• GIVEN INSTRUCTION
Pick out the lines in the listing below that contain the word "icon" and copy them.

Data items:
■ ■ ■ ■ ■
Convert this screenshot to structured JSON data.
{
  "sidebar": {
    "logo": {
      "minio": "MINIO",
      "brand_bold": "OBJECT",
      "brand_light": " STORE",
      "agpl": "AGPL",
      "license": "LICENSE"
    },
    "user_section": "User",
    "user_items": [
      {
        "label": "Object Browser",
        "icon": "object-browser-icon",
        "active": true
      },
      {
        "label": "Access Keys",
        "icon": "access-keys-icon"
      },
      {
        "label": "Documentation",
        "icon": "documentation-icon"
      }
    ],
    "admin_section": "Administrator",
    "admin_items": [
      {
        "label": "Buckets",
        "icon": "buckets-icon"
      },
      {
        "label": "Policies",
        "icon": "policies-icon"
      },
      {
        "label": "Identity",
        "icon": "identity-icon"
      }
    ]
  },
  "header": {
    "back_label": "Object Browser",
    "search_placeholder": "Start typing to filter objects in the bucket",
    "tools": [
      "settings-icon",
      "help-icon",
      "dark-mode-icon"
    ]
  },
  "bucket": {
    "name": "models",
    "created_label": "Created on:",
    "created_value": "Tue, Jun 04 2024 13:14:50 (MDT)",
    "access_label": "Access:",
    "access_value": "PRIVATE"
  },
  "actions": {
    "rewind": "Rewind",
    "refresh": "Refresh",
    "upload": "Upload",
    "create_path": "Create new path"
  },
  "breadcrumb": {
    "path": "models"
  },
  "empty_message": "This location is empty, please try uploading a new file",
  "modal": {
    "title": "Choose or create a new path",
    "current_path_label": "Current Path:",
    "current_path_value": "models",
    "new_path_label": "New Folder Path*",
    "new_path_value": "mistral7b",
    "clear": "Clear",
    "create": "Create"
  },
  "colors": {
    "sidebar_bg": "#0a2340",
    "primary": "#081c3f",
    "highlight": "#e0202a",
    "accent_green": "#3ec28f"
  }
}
■ ■ ■ ■ ■
• FULL RESPONSE
        "icon": "object-browser-icon",
        "icon": "access-keys-icon"
        "icon": "documentation-icon"
        "icon": "buckets-icon"
        "icon": "policies-icon"
        "icon": "identity-icon"
      "settings-icon",
      "help-icon",
      "dark-mode-icon"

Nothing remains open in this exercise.